Record excerpts »
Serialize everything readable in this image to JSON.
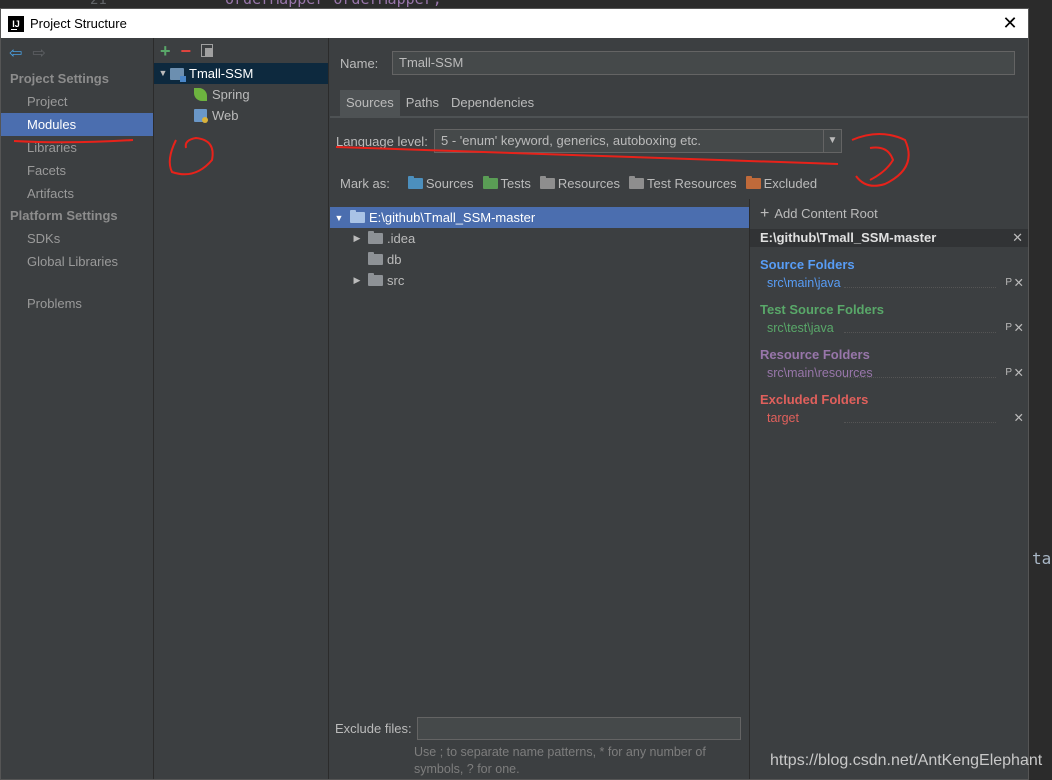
{
  "background": {
    "code_line": "orderMapper orderMapper;",
    "gutter": "21",
    "right_fragment": "ta"
  },
  "window": {
    "title": "Project Structure",
    "app_icon_text": "IJ",
    "close_glyph": "✕"
  },
  "leftnav": {
    "back_glyph": "⇦",
    "forward_glyph": "⇨",
    "sections": [
      {
        "header": "Project Settings",
        "items": [
          "Project",
          "Modules",
          "Libraries",
          "Facets",
          "Artifacts"
        ]
      },
      {
        "header": "Platform Settings",
        "items": [
          "SDKs",
          "Global Libraries"
        ]
      }
    ],
    "problems": "Problems",
    "selected": "Modules"
  },
  "modtree": {
    "plus": "+",
    "minus": "−",
    "root": "Tmall-SSM",
    "children": [
      "Spring",
      "Web"
    ]
  },
  "module": {
    "name_label": "Name:",
    "name_value": "Tmall-SSM",
    "tabs": [
      "Sources",
      "Paths",
      "Dependencies"
    ],
    "active_tab": "Sources",
    "language_label": "Language level:",
    "language_value": "5 - 'enum' keyword, generics, autoboxing etc.",
    "mark_as": "Mark as:",
    "mark_items": [
      "Sources",
      "Tests",
      "Resources",
      "Test Resources",
      "Excluded"
    ],
    "folder_root": "E:\\github\\Tmall_SSM-master",
    "folders": [
      {
        "name": ".idea",
        "expandable": true
      },
      {
        "name": "db",
        "expandable": false
      },
      {
        "name": "src",
        "expandable": true
      }
    ],
    "add_content_root": "Add Content Root",
    "content_root": "E:\\github\\Tmall_SSM-master",
    "groups": [
      {
        "title": "Source Folders",
        "path": "src\\main\\java",
        "color": "#589df6",
        "props": true
      },
      {
        "title": "Test Source Folders",
        "path": "src\\test\\java",
        "color": "#59a869",
        "props": true
      },
      {
        "title": "Resource Folders",
        "path": "src\\main\\resources",
        "color": "#9876aa",
        "props": true
      },
      {
        "title": "Excluded Folders",
        "path": "target",
        "color": "#e0605c",
        "props": false
      }
    ],
    "exclude_label": "Exclude files:",
    "exclude_value": "",
    "exclude_hint_1": "Use ; to separate name patterns, * for any number of",
    "exclude_hint_2": "symbols, ? for one."
  },
  "watermark": "https://blog.csdn.net/AntKengElephant"
}
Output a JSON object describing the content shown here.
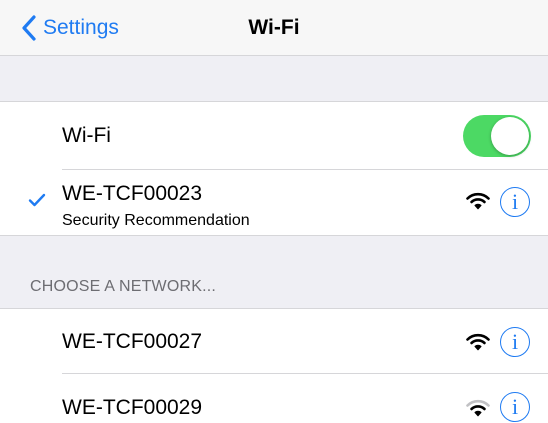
{
  "navbar": {
    "back_label": "Settings",
    "title": "Wi-Fi"
  },
  "wifi_toggle": {
    "label": "Wi-Fi",
    "on": true,
    "color": "#4cd964"
  },
  "connected_network": {
    "name": "WE-TCF00023",
    "subtitle": "Security Recommendation",
    "info_icon": "i"
  },
  "section": {
    "header": "CHOOSE A NETWORK..."
  },
  "networks": [
    {
      "name": "WE-TCF00027",
      "info_icon": "i"
    },
    {
      "name": "WE-TCF00029",
      "info_icon": "i"
    }
  ],
  "colors": {
    "accent": "#1f7bf2",
    "toggle_on": "#4cd964",
    "group_background": "#efeff4",
    "separator": "#d6d6d9"
  }
}
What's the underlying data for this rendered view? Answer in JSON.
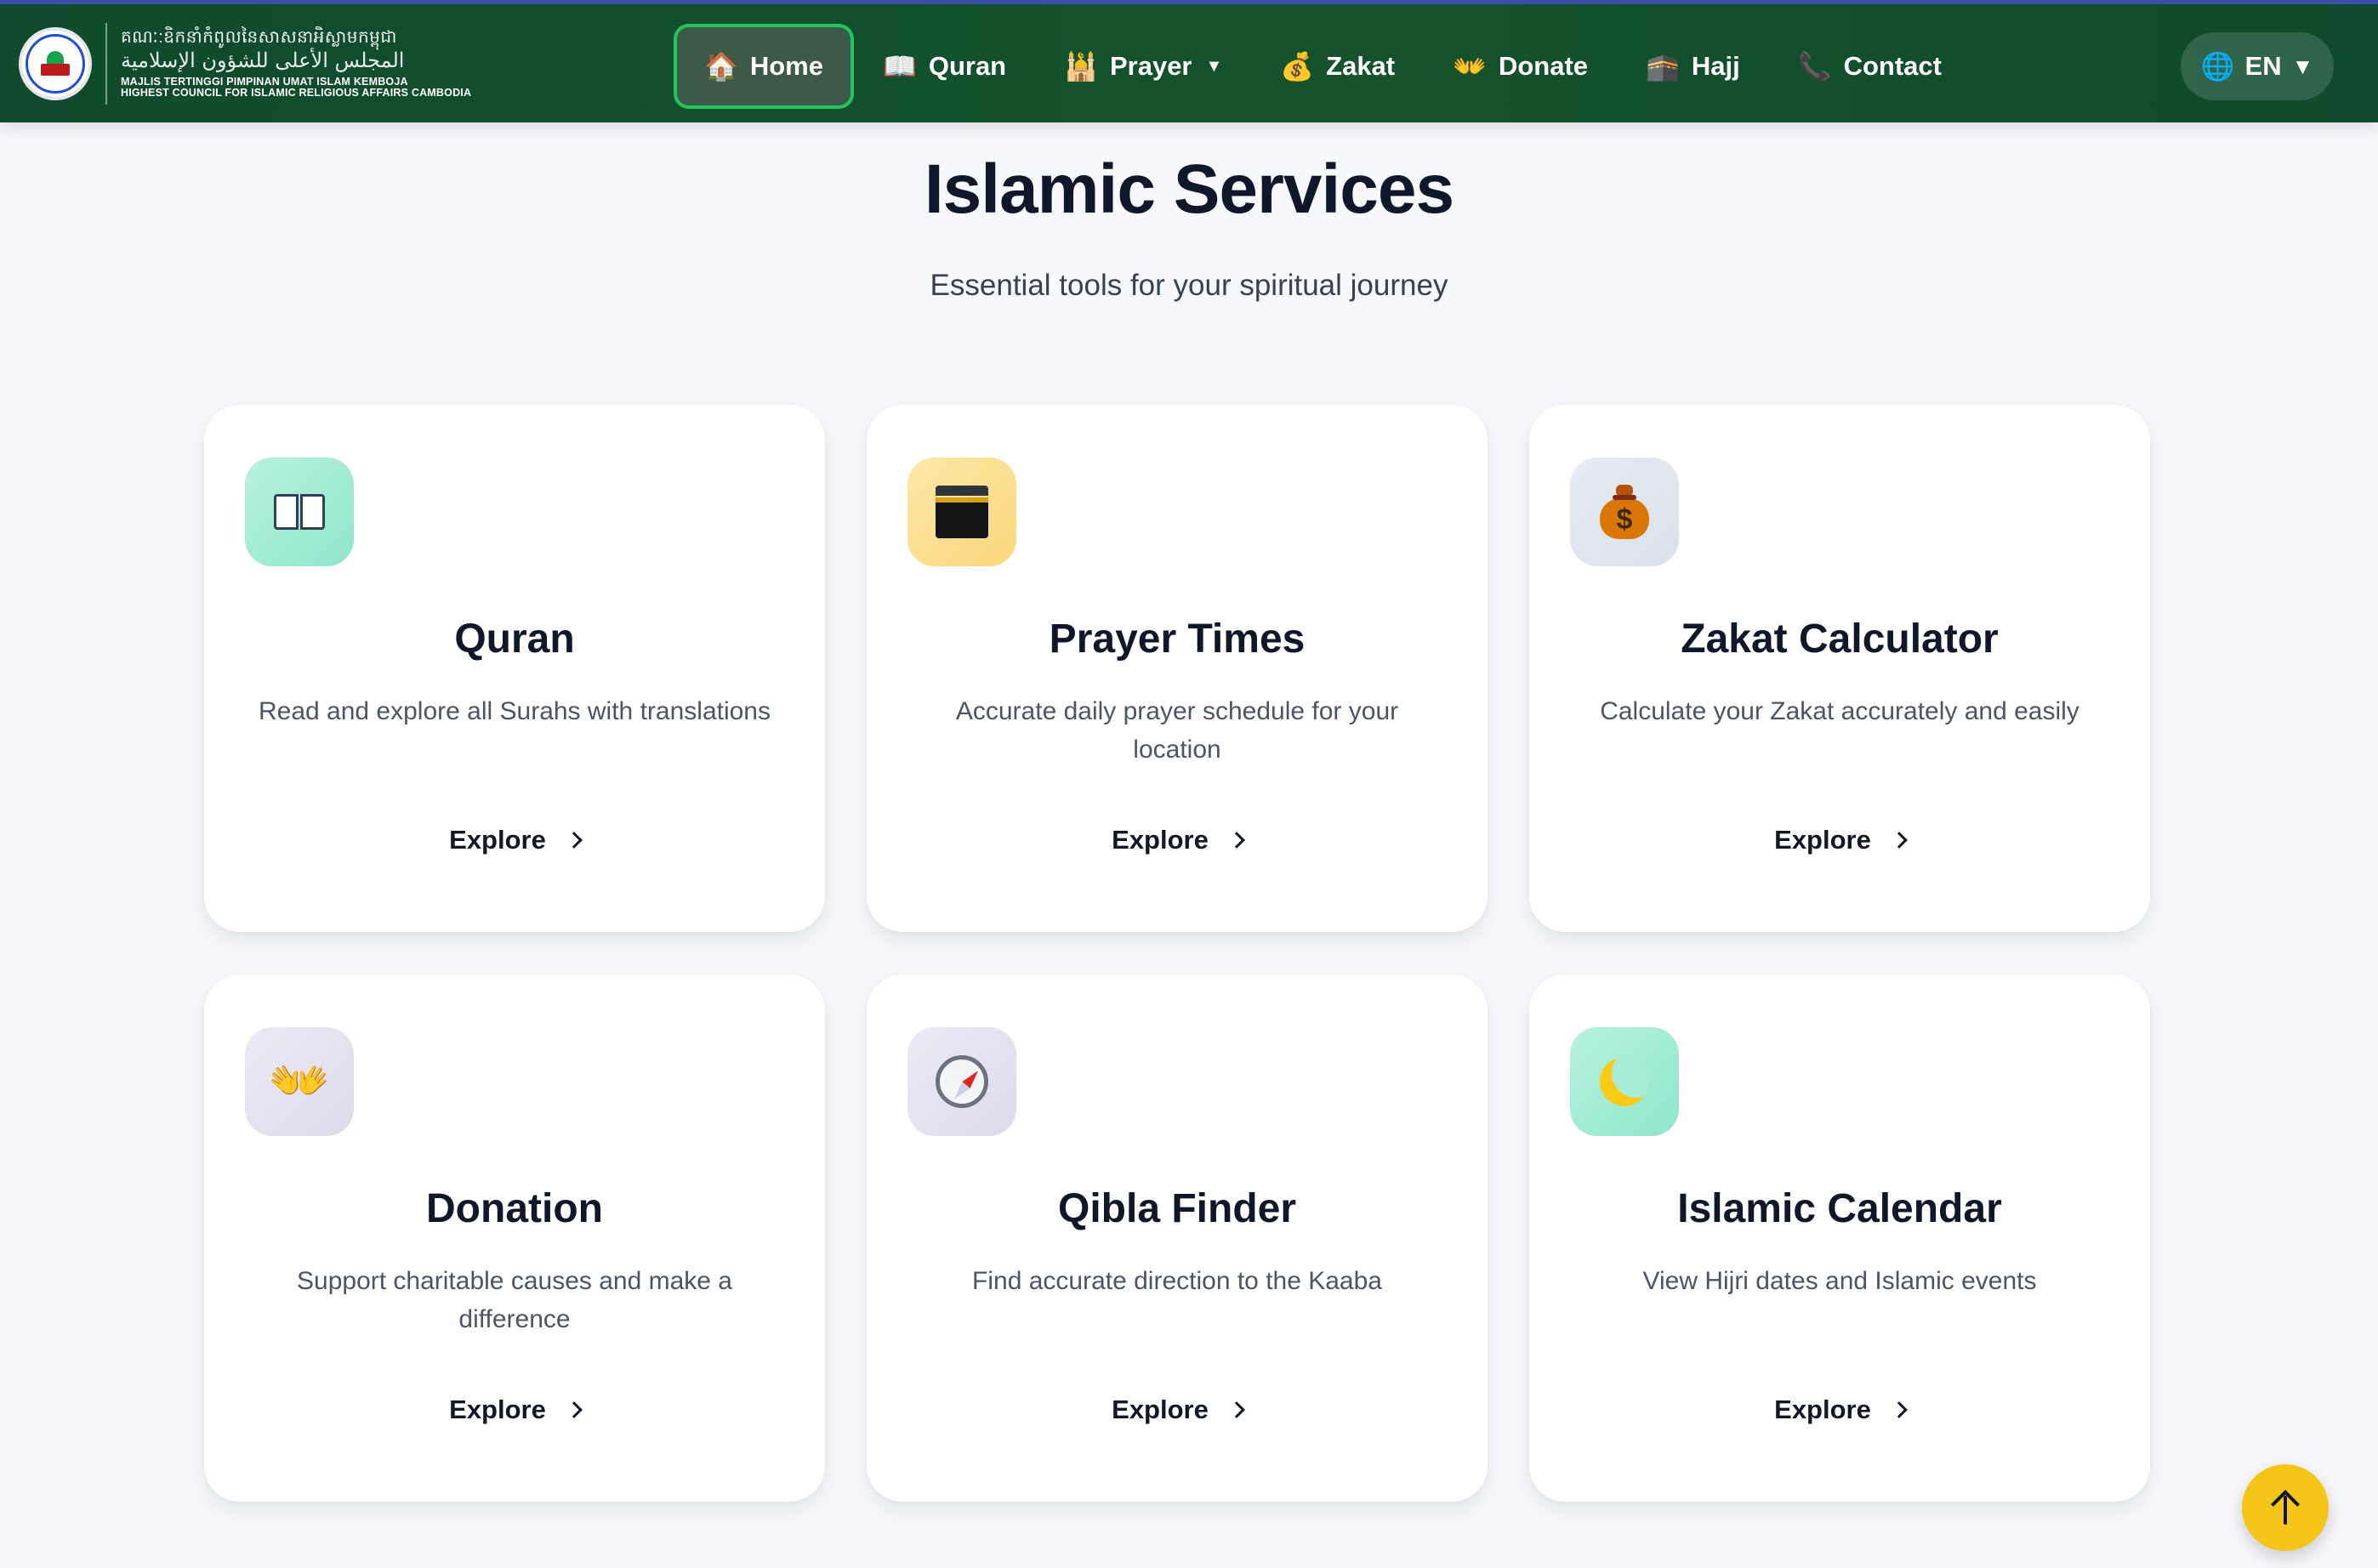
{
  "brand": {
    "kh_line": "គណៈ:ឧិកនាំកំពូលនៃសាសនាអិស្លាមកម្ពុជា",
    "ar_line": "المجلس الأعلى للشؤون الإسلامية",
    "ms_line": "MAJLIS TERTINGGI PIMPINAN UMAT ISLAM KEMBOJA",
    "en_line": "HIGHEST COUNCIL FOR ISLAMIC RELIGIOUS AFFAIRS CAMBODIA"
  },
  "nav": {
    "items": [
      {
        "label": "Home",
        "icon": "🏠",
        "active": true
      },
      {
        "label": "Quran",
        "icon": "📖"
      },
      {
        "label": "Prayer",
        "icon": "🕌",
        "caret": "▼"
      },
      {
        "label": "Zakat",
        "icon": "💰"
      },
      {
        "label": "Donate",
        "icon": "👐"
      },
      {
        "label": "Hajj",
        "icon": "🕋"
      },
      {
        "label": "Contact",
        "icon": "📞"
      }
    ],
    "language": {
      "label": "EN",
      "icon": "🌐",
      "caret": "▼"
    }
  },
  "section": {
    "title": "Islamic Services",
    "subtitle": "Essential tools for your spiritual journey"
  },
  "cards": [
    {
      "title": "Quran",
      "description": "Read and explore all Surahs with translations",
      "cta": "Explore",
      "icon": "book-icon"
    },
    {
      "title": "Prayer Times",
      "description": "Accurate daily prayer schedule for your location",
      "cta": "Explore",
      "icon": "kaaba-icon"
    },
    {
      "title": "Zakat Calculator",
      "description": "Calculate your Zakat accurately and easily",
      "cta": "Explore",
      "icon": "money-bag-icon"
    },
    {
      "title": "Donation",
      "description": "Support charitable causes and make a difference",
      "cta": "Explore",
      "icon": "open-hands-icon"
    },
    {
      "title": "Qibla Finder",
      "description": "Find accurate direction to the Kaaba",
      "cta": "Explore",
      "icon": "compass-icon"
    },
    {
      "title": "Islamic Calendar",
      "description": "View Hijri dates and Islamic events",
      "cta": "Explore",
      "icon": "crescent-moon-icon"
    }
  ],
  "colors": {
    "nav_green": "#14532d",
    "active_border": "#22c55e",
    "accent_yellow": "#f5c518"
  },
  "misc": {
    "bag_symbol": "$",
    "hands_glyph": "👐"
  }
}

Task to carry out »
Of the lines above, how many hold the word "java"? Say the number alone.

Result of this exercise »
2